#### Input rows

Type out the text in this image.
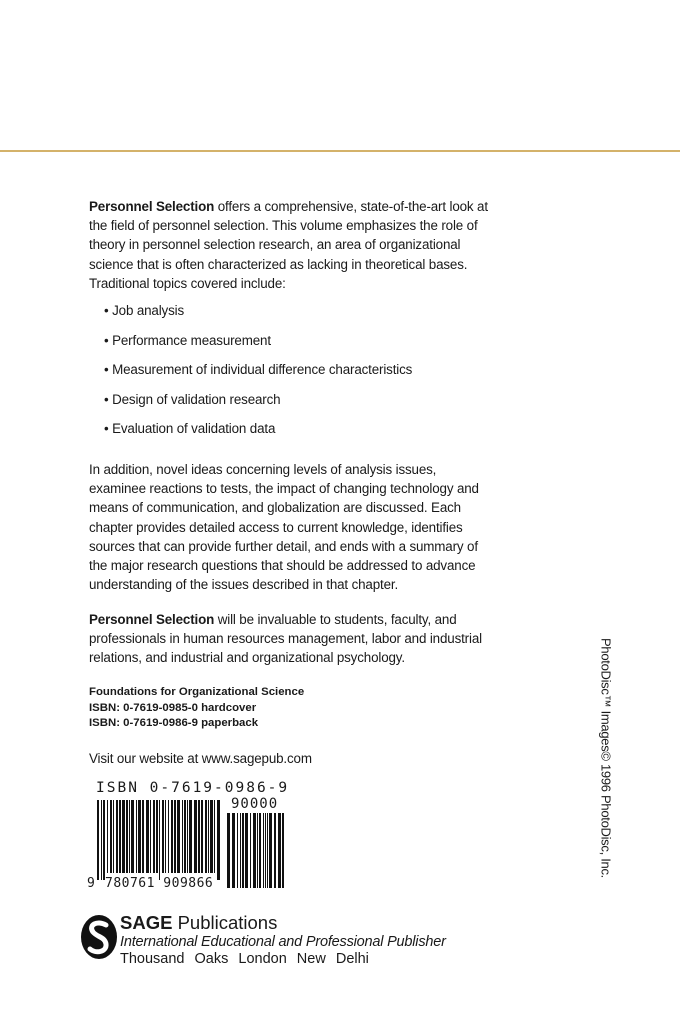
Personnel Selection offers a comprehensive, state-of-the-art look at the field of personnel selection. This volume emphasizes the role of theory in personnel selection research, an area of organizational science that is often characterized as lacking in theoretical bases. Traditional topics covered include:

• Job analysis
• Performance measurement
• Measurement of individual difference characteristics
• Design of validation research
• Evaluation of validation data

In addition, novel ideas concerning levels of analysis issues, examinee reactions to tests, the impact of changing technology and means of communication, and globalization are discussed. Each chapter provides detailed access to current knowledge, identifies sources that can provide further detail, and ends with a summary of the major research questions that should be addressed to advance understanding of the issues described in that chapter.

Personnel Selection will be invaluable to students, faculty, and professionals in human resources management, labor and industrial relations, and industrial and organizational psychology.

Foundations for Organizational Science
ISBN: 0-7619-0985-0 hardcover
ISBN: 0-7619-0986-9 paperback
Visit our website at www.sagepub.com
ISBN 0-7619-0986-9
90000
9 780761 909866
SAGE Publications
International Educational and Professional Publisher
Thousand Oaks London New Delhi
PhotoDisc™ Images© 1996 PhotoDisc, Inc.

########

→ Exercise objective
Give an exact copy of the material, leaving out every picture.

→ Problem solution
Type out the text in this image.
Personnel Selection offers a comprehensive, state-of-the-art look at the field of personnel selection. This volume emphasizes the role of theory in personnel selection research, an area of organizational science that is often characterized as lacking in theoretical bases. Traditional topics covered include:

• Job analysis
• Performance measurement
• Measurement of individual difference characteristics
• Design of validation research
• Evaluation of validation data

In addition, novel ideas concerning levels of analysis issues, examinee reactions to tests, the impact of changing technology and means of communication, and globalization are discussed. Each chapter provides detailed access to current knowledge, identifies sources that can provide further detail, and ends with a summary of the major research questions that should be addressed to advance understanding of the issues described in that chapter.

Personnel Selection will be invaluable to students, faculty, and professionals in human resources management, labor and industrial relations, and industrial and organizational psychology.

Foundations for Organizational Science
ISBN: 0-7619-0985-0 hardcover
ISBN: 0-7619-0986-9 paperback
Visit our website at www.sagepub.com
ISBN 0-7619-0986-9
90000
9 780761 909866
SAGE Publications
International Educational and Professional Publisher
Thousand Oaks London New Delhi
PhotoDisc™ Images© 1996 PhotoDisc, Inc.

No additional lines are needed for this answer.